[Collected data]
####

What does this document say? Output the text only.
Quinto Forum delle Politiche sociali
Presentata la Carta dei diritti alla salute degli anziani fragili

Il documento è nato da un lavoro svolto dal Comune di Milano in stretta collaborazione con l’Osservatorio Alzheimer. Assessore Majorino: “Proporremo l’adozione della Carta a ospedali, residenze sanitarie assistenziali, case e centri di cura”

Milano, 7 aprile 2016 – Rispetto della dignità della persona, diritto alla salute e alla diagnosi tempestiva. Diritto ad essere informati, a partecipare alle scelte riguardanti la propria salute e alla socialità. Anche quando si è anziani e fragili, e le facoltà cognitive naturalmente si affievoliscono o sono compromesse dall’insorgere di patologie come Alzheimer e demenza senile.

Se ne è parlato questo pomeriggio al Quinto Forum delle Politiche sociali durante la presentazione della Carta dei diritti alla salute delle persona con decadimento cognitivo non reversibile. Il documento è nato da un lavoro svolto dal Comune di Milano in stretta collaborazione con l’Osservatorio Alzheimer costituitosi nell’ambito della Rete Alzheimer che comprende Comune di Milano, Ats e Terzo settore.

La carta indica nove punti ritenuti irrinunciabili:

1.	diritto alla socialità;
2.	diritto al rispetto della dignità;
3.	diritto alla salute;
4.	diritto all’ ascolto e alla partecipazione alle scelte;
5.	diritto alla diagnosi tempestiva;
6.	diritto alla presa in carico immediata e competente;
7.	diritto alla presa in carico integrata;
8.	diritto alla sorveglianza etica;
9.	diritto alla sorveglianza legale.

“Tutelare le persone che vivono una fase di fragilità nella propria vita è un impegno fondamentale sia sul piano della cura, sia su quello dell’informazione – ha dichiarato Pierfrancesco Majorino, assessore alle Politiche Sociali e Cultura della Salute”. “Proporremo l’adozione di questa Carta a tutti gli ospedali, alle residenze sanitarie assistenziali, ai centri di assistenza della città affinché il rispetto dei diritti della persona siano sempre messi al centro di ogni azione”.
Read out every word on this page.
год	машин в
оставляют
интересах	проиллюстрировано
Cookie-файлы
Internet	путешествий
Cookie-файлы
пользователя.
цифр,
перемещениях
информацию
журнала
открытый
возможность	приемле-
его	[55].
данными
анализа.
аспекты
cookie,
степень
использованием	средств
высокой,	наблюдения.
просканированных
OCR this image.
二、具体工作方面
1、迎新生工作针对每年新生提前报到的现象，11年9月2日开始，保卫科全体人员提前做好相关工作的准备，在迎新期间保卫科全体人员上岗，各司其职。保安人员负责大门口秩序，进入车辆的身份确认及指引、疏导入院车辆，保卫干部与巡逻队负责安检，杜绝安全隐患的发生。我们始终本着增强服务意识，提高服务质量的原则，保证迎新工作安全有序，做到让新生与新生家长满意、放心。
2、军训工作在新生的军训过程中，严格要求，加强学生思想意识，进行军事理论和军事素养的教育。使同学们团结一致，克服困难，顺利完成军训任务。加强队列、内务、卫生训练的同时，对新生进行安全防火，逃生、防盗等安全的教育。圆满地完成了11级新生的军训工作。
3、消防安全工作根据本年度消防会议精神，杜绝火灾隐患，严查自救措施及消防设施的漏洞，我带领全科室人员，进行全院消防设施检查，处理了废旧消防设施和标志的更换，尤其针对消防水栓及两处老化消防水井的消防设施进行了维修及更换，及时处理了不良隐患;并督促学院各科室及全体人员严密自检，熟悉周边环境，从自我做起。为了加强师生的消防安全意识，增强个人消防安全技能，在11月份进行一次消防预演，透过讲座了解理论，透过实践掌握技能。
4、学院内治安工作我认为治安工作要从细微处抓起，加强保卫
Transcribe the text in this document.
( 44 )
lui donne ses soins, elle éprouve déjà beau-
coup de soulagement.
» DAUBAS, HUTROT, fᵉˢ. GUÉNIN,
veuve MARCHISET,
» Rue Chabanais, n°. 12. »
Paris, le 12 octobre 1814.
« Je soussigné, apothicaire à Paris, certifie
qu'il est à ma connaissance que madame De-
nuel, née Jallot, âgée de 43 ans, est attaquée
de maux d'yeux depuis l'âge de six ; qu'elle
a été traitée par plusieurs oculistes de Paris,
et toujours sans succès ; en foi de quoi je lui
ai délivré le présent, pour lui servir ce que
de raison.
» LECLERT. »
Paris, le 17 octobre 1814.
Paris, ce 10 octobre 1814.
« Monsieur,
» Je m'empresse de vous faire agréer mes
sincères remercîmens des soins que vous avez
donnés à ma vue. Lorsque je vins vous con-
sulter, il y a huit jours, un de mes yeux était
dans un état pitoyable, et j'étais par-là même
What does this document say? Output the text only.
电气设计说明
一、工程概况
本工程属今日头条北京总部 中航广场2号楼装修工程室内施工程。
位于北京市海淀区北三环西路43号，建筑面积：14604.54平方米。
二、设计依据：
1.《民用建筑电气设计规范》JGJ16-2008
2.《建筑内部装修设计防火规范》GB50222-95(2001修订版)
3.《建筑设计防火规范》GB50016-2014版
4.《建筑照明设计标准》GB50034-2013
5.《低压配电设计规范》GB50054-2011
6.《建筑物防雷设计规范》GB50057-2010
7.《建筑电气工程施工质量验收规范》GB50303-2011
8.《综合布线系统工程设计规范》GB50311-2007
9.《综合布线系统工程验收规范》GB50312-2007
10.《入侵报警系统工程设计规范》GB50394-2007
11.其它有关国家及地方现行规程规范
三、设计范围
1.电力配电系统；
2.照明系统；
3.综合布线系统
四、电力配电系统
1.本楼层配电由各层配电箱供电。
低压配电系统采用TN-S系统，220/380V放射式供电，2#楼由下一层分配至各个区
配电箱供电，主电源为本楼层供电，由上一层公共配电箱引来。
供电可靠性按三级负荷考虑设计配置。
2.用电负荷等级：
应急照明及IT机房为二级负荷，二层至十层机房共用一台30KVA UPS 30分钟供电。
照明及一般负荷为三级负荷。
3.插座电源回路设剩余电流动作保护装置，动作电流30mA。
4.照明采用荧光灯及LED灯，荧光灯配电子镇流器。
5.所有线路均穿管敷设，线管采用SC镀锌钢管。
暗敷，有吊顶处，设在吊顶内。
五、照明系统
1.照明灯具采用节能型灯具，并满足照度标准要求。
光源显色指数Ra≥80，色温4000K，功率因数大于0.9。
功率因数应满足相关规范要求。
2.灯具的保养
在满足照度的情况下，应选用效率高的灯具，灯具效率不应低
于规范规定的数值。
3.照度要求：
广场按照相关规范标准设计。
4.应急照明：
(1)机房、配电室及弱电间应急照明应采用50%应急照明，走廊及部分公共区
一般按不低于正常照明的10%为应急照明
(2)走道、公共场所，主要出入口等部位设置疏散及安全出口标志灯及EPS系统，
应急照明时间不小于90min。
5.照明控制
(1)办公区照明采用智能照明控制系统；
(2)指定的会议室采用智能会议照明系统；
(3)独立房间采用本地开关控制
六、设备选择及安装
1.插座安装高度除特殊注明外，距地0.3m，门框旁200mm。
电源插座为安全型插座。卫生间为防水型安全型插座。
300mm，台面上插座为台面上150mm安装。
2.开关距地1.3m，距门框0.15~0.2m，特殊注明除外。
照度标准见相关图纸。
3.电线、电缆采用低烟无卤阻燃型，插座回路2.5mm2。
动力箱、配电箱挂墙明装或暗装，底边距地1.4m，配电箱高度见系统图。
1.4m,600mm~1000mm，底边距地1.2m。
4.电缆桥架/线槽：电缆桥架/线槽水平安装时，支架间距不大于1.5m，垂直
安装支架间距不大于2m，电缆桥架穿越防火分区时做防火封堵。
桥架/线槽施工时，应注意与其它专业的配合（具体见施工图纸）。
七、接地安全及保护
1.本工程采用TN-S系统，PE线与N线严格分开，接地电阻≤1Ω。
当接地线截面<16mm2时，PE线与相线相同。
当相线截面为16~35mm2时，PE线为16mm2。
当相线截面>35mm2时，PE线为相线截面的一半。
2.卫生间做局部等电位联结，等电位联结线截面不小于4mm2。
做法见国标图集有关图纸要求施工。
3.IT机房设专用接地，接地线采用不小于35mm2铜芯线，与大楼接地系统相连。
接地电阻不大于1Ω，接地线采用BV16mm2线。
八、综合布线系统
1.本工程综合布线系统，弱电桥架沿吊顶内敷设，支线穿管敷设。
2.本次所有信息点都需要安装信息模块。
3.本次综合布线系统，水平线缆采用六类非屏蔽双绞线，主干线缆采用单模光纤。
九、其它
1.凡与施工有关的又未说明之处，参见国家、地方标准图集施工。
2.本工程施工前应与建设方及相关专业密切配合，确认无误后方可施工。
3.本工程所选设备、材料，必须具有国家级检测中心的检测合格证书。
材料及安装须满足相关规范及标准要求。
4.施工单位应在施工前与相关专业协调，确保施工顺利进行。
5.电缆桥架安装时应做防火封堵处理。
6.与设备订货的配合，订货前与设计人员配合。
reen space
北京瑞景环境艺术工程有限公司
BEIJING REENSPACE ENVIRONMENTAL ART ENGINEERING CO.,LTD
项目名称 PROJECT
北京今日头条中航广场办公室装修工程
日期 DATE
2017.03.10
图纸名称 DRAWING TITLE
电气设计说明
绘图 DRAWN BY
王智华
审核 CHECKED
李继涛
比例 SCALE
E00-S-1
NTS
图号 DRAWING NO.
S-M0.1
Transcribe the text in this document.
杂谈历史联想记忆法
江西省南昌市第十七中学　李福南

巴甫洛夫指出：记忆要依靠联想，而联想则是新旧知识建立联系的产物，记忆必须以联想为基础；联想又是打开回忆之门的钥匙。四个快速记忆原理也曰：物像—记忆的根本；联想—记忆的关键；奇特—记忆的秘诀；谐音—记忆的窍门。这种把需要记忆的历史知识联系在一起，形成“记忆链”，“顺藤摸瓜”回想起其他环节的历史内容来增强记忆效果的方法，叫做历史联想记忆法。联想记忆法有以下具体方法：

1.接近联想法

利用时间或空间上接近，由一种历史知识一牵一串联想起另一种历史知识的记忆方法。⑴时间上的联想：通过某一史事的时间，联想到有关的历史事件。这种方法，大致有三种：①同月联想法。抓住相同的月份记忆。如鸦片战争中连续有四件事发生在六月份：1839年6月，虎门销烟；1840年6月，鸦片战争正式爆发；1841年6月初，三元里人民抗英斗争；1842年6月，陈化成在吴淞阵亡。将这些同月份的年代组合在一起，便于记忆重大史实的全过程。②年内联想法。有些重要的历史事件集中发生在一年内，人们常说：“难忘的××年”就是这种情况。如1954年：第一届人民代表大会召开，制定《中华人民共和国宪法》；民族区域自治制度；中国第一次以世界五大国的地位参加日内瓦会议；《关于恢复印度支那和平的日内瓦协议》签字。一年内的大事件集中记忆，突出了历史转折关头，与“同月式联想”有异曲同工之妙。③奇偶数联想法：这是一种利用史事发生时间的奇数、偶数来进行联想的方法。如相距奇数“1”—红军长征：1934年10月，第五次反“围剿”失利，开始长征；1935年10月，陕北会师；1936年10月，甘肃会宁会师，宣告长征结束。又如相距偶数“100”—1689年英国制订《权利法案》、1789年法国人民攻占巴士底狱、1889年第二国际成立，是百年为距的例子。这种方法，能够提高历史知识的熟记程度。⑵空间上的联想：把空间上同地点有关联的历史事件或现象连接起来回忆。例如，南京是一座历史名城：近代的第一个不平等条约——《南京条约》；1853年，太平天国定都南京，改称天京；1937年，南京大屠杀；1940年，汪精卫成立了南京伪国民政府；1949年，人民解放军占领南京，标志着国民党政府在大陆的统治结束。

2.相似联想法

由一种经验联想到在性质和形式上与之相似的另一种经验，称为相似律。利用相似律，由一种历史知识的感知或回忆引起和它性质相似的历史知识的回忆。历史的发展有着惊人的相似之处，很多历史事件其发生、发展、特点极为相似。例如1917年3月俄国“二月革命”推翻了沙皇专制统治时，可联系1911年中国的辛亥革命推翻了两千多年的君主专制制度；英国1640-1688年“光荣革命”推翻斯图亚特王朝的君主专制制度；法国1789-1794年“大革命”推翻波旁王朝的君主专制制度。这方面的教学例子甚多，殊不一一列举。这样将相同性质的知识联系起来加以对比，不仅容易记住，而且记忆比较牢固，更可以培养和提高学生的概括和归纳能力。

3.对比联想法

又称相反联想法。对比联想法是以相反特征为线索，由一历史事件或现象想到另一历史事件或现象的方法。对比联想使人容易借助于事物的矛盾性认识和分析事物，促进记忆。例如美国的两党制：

####

Locate all lines holding the word "ospedali", then copy them out.

Il documento è nato da un lavoro svolto dal Comune di Milano in stretta collaborazione con l’Osservatorio Alzheimer. Assessore Majorino: “Proporremo l’adozione della Carta a ospedali, residenze sanitarie assistenziali, case e centri di cura”
“Tutelare le persone che vivono una fase di fragilità nella propria vita è un impegno fondamentale sia sul piano della cura, sia su quello dell’informazione – ha dichiarato Pierfrancesco Majorino, assessore alle Politiche Sociali e Cultura della Salute”. “Proporremo l’adozione di questa Carta a tutti gli ospedali, alle residenze sanitarie assistenziali, ai centri di assistenza della città affinché il rispetto dei diritti della persona siano sempre messi al centro di ogni azione”.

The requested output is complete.